MATERIAL:
====
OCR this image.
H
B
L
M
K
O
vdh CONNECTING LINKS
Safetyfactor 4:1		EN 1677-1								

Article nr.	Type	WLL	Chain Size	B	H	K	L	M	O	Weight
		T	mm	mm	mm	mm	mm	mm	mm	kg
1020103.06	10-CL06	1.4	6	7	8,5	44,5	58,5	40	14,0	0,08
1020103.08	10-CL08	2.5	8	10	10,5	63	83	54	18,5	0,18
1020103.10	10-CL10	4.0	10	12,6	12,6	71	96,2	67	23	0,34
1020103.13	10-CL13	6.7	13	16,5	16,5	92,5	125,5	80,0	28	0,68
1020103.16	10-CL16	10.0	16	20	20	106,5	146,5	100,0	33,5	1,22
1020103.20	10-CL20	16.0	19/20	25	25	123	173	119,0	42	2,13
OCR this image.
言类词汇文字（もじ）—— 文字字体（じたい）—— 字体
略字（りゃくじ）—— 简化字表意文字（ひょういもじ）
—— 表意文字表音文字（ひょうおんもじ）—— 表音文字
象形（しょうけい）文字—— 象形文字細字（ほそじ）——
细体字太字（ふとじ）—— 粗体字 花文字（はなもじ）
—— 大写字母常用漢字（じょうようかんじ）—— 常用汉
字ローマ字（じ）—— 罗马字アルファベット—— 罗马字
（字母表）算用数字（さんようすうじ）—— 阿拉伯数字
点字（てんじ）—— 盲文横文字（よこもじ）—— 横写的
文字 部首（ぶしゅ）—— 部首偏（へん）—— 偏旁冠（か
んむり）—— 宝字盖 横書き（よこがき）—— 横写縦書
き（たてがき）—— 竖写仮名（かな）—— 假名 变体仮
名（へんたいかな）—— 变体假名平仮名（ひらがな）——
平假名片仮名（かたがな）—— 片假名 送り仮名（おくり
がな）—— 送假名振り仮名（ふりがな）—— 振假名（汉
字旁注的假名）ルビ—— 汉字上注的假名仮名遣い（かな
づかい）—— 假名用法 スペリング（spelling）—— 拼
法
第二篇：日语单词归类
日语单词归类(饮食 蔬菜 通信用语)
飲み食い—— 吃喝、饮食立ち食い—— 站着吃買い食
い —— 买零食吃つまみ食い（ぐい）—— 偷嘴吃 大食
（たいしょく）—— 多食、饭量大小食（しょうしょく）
====
YOUR OBJECTIVE: Extract the complete data, matching each line exactly.

EXPECTED ANSWER:
OCR this image.
H
B
L
M
K
O
vdh CONNECTING LINKS
Safetyfactor 4:1		EN 1677-1								

Article nr.	Type	WLL	Chain Size	B	H	K	L	M	O	Weight
		T	mm	mm	mm	mm	mm	mm	mm	kg
1020103.06	10-CL06	1.4	6	7	8,5	44,5	58,5	40	14,0	0,08
1020103.08	10-CL08	2.5	8	10	10,5	63	83	54	18,5	0,18
1020103.10	10-CL10	4.0	10	12,6	12,6	71	96,2	67	23	0,34
1020103.13	10-CL13	6.7	13	16,5	16,5	92,5	125,5	80,0	28	0,68
1020103.16	10-CL16	10.0	16	20	20	106,5	146,5	100,0	33,5	1,22
1020103.20	10-CL20	16.0	19/20	25	25	123	173	119,0	42	2,13
OCR this image.
言类词汇文字（もじ）—— 文字字体（じたい）—— 字体
略字（りゃくじ）—— 简化字表意文字（ひょういもじ）
—— 表意文字表音文字（ひょうおんもじ）—— 表音文字
象形（しょうけい）文字—— 象形文字細字（ほそじ）——
细体字太字（ふとじ）—— 粗体字 花文字（はなもじ）
—— 大写字母常用漢字（じょうようかんじ）—— 常用汉
字ローマ字（じ）—— 罗马字アルファベット—— 罗马字
（字母表）算用数字（さんようすうじ）—— 阿拉伯数字
点字（てんじ）—— 盲文横文字（よこもじ）—— 横写的
文字 部首（ぶしゅ）—— 部首偏（へん）—— 偏旁冠（か
んむり）—— 宝字盖 横書き（よこがき）—— 横写縦書
き（たてがき）—— 竖写仮名（かな）—— 假名 变体仮
名（へんたいかな）—— 变体假名平仮名（ひらがな）——
平假名片仮名（かたがな）—— 片假名 送り仮名（おくり
がな）—— 送假名振り仮名（ふりがな）—— 振假名（汉
字旁注的假名）ルビ—— 汉字上注的假名仮名遣い（かな
づかい）—— 假名用法 スペリング（spelling）—— 拼
法
第二篇：日语单词归类
日语单词归类(饮食 蔬菜 通信用语)
飲み食い—— 吃喝、饮食立ち食い—— 站着吃買い食
い —— 买零食吃つまみ食い（ぐい）—— 偷嘴吃 大食
（たいしょく）—— 多食、饭量大小食（しょうしょく）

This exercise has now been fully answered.